(Task goal): From the listing that follows, output everything exactly except the pictures.

>> Begin Given information

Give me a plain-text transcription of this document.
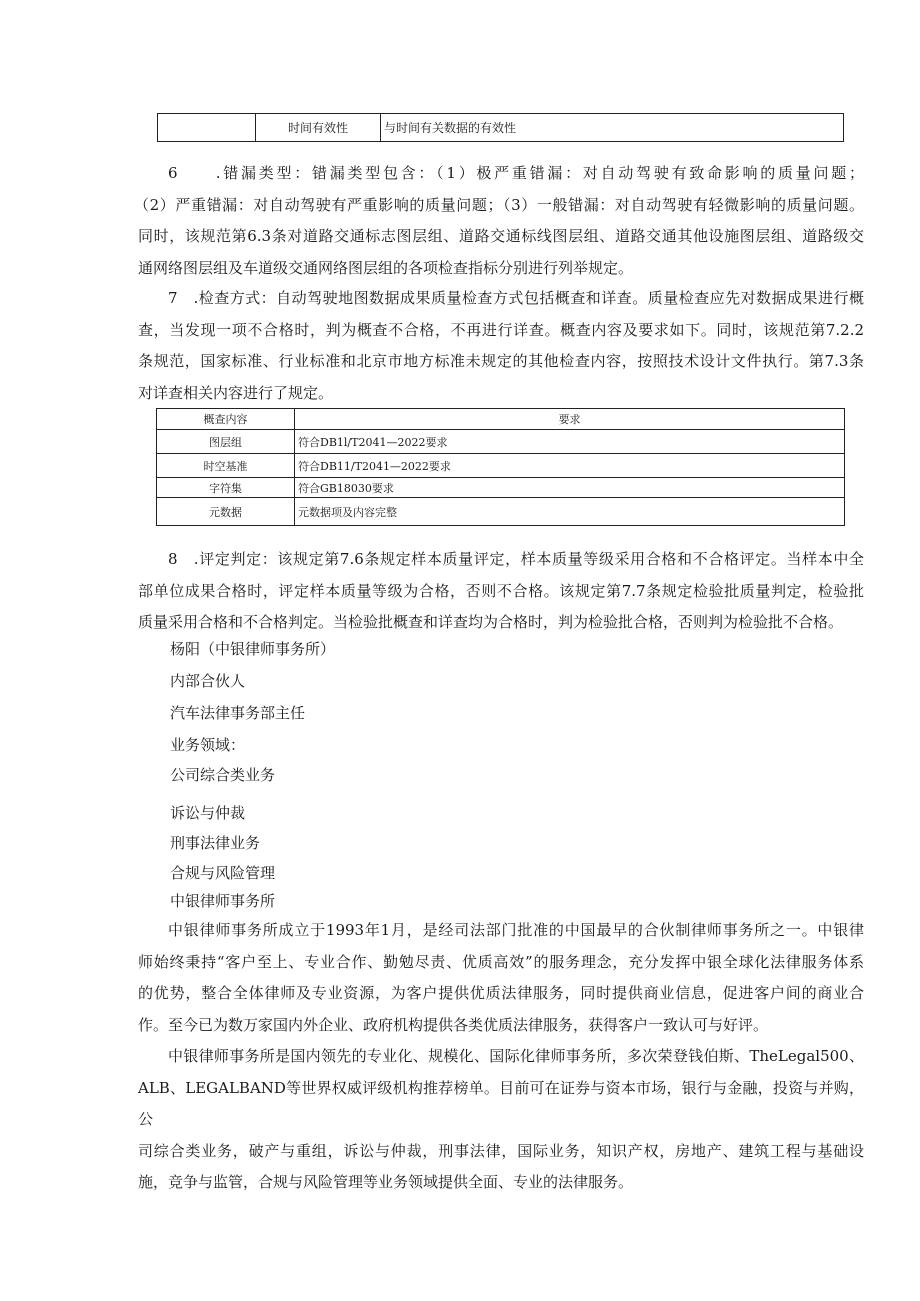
	时间有效性	与时间有关数据的有效性
6　　.错漏类型：错漏类型包含：（1）极严重错漏：对自动驾驶有致命影响的质量问题；
（2）严重错漏：对自动驾驶有严重影响的质量问题；（3）一般错漏：对自动驾驶有轻微影响的质量问题。
同时，该规范第6.3条对道路交通标志图层组、道路交通标线图层组、道路交通其他设施图层组、道路级交
通网络图层组及车道级交通网络图层组的各项检查指标分别进行列举规定。
7　.检查方式：自动驾驶地图数据成果质量检查方式包括概查和详查。质量检查应先对数据成果进行概
查，当发现一项不合格时，判为概查不合格，不再进行详查。概查内容及要求如下。同时，该规范第7.2.2
条规范，国家标准、行业标准和北京市地方标准未规定的其他检查内容，按照技术设计文件执行。第7.3条
对详查相关内容进行了规定。
概查内容	要求
图层组	符合DB1l/T2041—2022要求
时空基准	符合DB11/T2041—2022要求
字符集	符合GB18030要求
元数据	元数据项及内容完整
8　.评定判定：该规定第7.6条规定样本质量评定，样本质量等级采用合格和不合格评定。当样本中全
部单位成果合格时，评定样本质量等级为合格，否则不合格。该规定第7.7条规定检验批质量判定，检验批
质量采用合格和不合格判定。当检验批概查和详查均为合格时，判为检验批合格，否则判为检验批不合格。

杨阳（中银律师事务所）

内部合伙人

汽车法律事务部主任

业务领域：

公司综合类业务

诉讼与仲裁

刑事法律业务

合规与风险管理

中银律师事务所

中银律师事务所成立于1993年1月，是经司法部门批准的中国最早的合伙制律师事务所之一。中银律
师始终秉持“客户至上、专业合作、勤勉尽责、优质高效”的服务理念，充分发挥中银全球化法律服务体系
的优势，整合全体律师及专业资源，为客户提供优质法律服务，同时提供商业信息，促进客户间的商业合
作。至今已为数万家国内外企业、政府机构提供各类优质法律服务，获得客户一致认可与好评。
中银律师事务所是国内领先的专业化、规模化、国际化律师事务所，多次荣登钱伯斯、TheLegal500、
ALB、LEGALBAND等世界权威评级机构推荐榜单。目前可在证券与资本市场，银行与金融，投资与并购，公
司综合类业务，破产与重组，诉讼与仲裁，刑事法律，国际业务，知识产权，房地产、建筑工程与基础设
施，竞争与监管，合规与风险管理等业务领域提供全面、专业的法律服务。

>> End Given information

(Correct answer):
Give me a plain-text transcription of this document.
	时间有效性	与时间有关数据的有效性
6　　.错漏类型：错漏类型包含：（1）极严重错漏：对自动驾驶有致命影响的质量问题；
（2）严重错漏：对自动驾驶有严重影响的质量问题；（3）一般错漏：对自动驾驶有轻微影响的质量问题。
同时，该规范第6.3条对道路交通标志图层组、道路交通标线图层组、道路交通其他设施图层组、道路级交
通网络图层组及车道级交通网络图层组的各项检查指标分别进行列举规定。
7　.检查方式：自动驾驶地图数据成果质量检查方式包括概查和详查。质量检查应先对数据成果进行概
查，当发现一项不合格时，判为概查不合格，不再进行详查。概查内容及要求如下。同时，该规范第7.2.2
条规范，国家标准、行业标准和北京市地方标准未规定的其他检查内容，按照技术设计文件执行。第7.3条
对详查相关内容进行了规定。
概查内容	要求
图层组	符合DB1l/T2041—2022要求
时空基准	符合DB11/T2041—2022要求
字符集	符合GB18030要求
元数据	元数据项及内容完整
8　.评定判定：该规定第7.6条规定样本质量评定，样本质量等级采用合格和不合格评定。当样本中全
部单位成果合格时，评定样本质量等级为合格，否则不合格。该规定第7.7条规定检验批质量判定，检验批
质量采用合格和不合格判定。当检验批概查和详查均为合格时，判为检验批合格，否则判为检验批不合格。

杨阳（中银律师事务所）

内部合伙人

汽车法律事务部主任

业务领域：

公司综合类业务

诉讼与仲裁

刑事法律业务

合规与风险管理

中银律师事务所

中银律师事务所成立于1993年1月，是经司法部门批准的中国最早的合伙制律师事务所之一。中银律
师始终秉持“客户至上、专业合作、勤勉尽责、优质高效”的服务理念，充分发挥中银全球化法律服务体系
的优势，整合全体律师及专业资源，为客户提供优质法律服务，同时提供商业信息，促进客户间的商业合
作。至今已为数万家国内外企业、政府机构提供各类优质法律服务，获得客户一致认可与好评。
中银律师事务所是国内领先的专业化、规模化、国际化律师事务所，多次荣登钱伯斯、TheLegal500、
ALB、LEGALBAND等世界权威评级机构推荐榜单。目前可在证券与资本市场，银行与金融，投资与并购，公
司综合类业务，破产与重组，诉讼与仲裁，刑事法律，国际业务，知识产权，房地产、建筑工程与基础设
施，竞争与监管，合规与风险管理等业务领域提供全面、专业的法律服务。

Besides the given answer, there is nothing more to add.